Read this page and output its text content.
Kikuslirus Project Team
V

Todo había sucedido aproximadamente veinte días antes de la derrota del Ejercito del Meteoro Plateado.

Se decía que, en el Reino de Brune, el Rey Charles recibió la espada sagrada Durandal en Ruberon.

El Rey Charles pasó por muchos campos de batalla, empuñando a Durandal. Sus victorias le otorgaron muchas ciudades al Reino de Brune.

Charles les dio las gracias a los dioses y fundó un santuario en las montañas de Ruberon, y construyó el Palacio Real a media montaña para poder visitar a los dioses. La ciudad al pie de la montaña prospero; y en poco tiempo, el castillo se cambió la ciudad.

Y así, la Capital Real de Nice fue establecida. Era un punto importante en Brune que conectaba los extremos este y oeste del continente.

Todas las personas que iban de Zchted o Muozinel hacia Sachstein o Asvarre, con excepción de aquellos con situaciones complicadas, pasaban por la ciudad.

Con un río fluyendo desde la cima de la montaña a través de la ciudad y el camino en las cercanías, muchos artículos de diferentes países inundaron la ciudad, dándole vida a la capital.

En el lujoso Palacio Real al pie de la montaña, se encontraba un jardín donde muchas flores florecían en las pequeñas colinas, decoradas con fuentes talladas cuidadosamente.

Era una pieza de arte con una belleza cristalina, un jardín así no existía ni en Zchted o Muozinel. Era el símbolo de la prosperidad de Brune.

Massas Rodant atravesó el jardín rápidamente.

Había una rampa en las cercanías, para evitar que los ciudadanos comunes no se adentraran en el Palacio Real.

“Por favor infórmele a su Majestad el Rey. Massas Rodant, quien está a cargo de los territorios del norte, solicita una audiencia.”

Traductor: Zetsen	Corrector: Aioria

• • •

**SHORT EXERCISE:**
Each line that holds the word "Durandal" should be extracted from the records.

**FULL ANSWER:**
Se decía que, en el Reino de Brune, el Rey Charles recibió la espada sagrada Durandal en Ruberon.
El Rey Charles pasó por muchos campos de batalla, empuñando a Durandal. Sus victorias le otorgaron muchas ciudades al Reino de Brune.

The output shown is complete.